#### [Set task]
Copy the data below exactly.

####

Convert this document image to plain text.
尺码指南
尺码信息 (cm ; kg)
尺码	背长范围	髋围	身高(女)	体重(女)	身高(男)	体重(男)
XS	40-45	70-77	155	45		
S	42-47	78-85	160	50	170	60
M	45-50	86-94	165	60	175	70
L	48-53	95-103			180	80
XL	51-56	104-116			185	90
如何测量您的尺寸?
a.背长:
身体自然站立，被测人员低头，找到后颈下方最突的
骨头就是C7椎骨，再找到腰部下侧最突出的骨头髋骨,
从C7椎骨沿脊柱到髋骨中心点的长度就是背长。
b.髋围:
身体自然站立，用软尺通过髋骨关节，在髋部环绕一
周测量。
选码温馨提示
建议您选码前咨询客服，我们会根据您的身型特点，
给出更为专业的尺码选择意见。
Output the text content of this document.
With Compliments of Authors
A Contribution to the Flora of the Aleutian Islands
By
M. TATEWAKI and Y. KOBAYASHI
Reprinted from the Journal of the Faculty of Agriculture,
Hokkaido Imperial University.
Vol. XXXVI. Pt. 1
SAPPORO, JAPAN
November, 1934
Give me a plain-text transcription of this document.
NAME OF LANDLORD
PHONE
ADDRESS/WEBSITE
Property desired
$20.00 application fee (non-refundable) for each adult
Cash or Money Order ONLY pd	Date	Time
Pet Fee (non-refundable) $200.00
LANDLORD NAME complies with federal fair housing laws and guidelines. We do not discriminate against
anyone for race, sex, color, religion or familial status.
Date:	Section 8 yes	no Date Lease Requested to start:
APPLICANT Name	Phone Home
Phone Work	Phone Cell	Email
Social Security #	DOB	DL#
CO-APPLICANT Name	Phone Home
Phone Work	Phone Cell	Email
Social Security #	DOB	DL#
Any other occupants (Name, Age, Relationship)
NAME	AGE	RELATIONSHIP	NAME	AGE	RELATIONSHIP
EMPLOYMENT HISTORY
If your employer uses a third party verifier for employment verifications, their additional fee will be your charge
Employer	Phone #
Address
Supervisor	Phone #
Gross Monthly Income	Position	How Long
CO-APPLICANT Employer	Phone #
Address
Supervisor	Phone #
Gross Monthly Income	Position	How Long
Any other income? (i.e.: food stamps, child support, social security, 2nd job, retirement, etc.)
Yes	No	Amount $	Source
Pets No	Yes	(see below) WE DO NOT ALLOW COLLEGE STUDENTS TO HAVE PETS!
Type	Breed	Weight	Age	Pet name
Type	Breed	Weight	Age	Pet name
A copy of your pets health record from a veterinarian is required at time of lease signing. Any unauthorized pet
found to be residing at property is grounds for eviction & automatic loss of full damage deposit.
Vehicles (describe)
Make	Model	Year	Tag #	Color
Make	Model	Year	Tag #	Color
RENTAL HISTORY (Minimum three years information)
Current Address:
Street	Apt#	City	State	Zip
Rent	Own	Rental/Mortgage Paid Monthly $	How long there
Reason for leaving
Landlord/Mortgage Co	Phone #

####

#### [Problem solution]
Convert this document image to plain text.
尺码指南
尺码信息 (cm ; kg)
尺码	背长范围	髋围	身高(女)	体重(女)	身高(男)	体重(男)
XS	40-45	70-77	155	45		
S	42-47	78-85	160	50	170	60
M	45-50	86-94	165	60	175	70
L	48-53	95-103			180	80
XL	51-56	104-116			185	90
如何测量您的尺寸?
a.背长:
身体自然站立，被测人员低头，找到后颈下方最突的
骨头就是C7椎骨，再找到腰部下侧最突出的骨头髋骨,
从C7椎骨沿脊柱到髋骨中心点的长度就是背长。
b.髋围:
身体自然站立，用软尺通过髋骨关节，在髋部环绕一
周测量。
选码温馨提示
建议您选码前咨询客服，我们会根据您的身型特点，
给出更为专业的尺码选择意见。
Output the text content of this document.
With Compliments of Authors
A Contribution to the Flora of the Aleutian Islands
By
M. TATEWAKI and Y. KOBAYASHI
Reprinted from the Journal of the Faculty of Agriculture,
Hokkaido Imperial University.
Vol. XXXVI. Pt. 1
SAPPORO, JAPAN
November, 1934
Give me a plain-text transcription of this document.
NAME OF LANDLORD
PHONE
ADDRESS/WEBSITE
Property desired
$20.00 application fee (non-refundable) for each adult
Cash or Money Order ONLY pd	Date	Time
Pet Fee (non-refundable) $200.00
LANDLORD NAME complies with federal fair housing laws and guidelines. We do not discriminate against
anyone for race, sex, color, religion or familial status.
Date:	Section 8 yes	no Date Lease Requested to start:
APPLICANT Name	Phone Home
Phone Work	Phone Cell	Email
Social Security #	DOB	DL#
CO-APPLICANT Name	Phone Home
Phone Work	Phone Cell	Email
Social Security #	DOB	DL#
Any other occupants (Name, Age, Relationship)
NAME	AGE	RELATIONSHIP	NAME	AGE	RELATIONSHIP
EMPLOYMENT HISTORY
If your employer uses a third party verifier for employment verifications, their additional fee will be your charge
Employer	Phone #
Address
Supervisor	Phone #
Gross Monthly Income	Position	How Long
CO-APPLICANT Employer	Phone #
Address
Supervisor	Phone #
Gross Monthly Income	Position	How Long
Any other income? (i.e.: food stamps, child support, social security, 2nd job, retirement, etc.)
Yes	No	Amount $	Source
Pets No	Yes	(see below) WE DO NOT ALLOW COLLEGE STUDENTS TO HAVE PETS!
Type	Breed	Weight	Age	Pet name
Type	Breed	Weight	Age	Pet name
A copy of your pets health record from a veterinarian is required at time of lease signing. Any unauthorized pet
found to be residing at property is grounds for eviction & automatic loss of full damage deposit.
Vehicles (describe)
Make	Model	Year	Tag #	Color
Make	Model	Year	Tag #	Color
RENTAL HISTORY (Minimum three years information)
Current Address:
Street	Apt#	City	State	Zip
Rent	Own	Rental/Mortgage Paid Monthly $	How long there
Reason for leaving
Landlord/Mortgage Co	Phone #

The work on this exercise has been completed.